Goal. Your task is to quote the material that follows, in full and exactly.

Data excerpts
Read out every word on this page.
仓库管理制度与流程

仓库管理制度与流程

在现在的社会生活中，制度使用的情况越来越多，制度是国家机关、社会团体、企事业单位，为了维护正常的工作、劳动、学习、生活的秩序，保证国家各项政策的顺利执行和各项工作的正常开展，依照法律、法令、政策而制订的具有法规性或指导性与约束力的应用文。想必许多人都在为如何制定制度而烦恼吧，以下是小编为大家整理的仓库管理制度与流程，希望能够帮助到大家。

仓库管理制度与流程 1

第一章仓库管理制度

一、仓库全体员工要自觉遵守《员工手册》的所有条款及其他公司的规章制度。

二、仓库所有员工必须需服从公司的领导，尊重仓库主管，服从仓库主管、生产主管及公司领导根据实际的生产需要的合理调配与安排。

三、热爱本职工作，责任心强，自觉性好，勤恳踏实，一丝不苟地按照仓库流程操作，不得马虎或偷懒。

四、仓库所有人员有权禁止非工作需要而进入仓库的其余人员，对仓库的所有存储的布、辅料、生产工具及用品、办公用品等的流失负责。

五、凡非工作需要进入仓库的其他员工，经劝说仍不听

Result for this exercise.
Read out every word on this page.
仓库管理制度与流程

仓库管理制度与流程

在现在的社会生活中，制度使用的情况越来越多，制度是国家机关、社会团体、企事业单位，为了维护正常的工作、劳动、学习、生活的秩序，保证国家各项政策的顺利执行和各项工作的正常开展，依照法律、法令、政策而制订的具有法规性或指导性与约束力的应用文。想必许多人都在为如何制定制度而烦恼吧，以下是小编为大家整理的仓库管理制度与流程，希望能够帮助到大家。

仓库管理制度与流程 1

第一章仓库管理制度

一、仓库全体员工要自觉遵守《员工手册》的所有条款及其他公司的规章制度。

二、仓库所有员工必须需服从公司的领导，尊重仓库主管，服从仓库主管、生产主管及公司领导根据实际的生产需要的合理调配与安排。

三、热爱本职工作，责任心强，自觉性好，勤恳踏实，一丝不苟地按照仓库流程操作，不得马虎或偷懒。

四、仓库所有人员有权禁止非工作需要而进入仓库的其余人员，对仓库的所有存储的布、辅料、生产工具及用品、办公用品等的流失负责。

五、凡非工作需要进入仓库的其他员工，经劝说仍不听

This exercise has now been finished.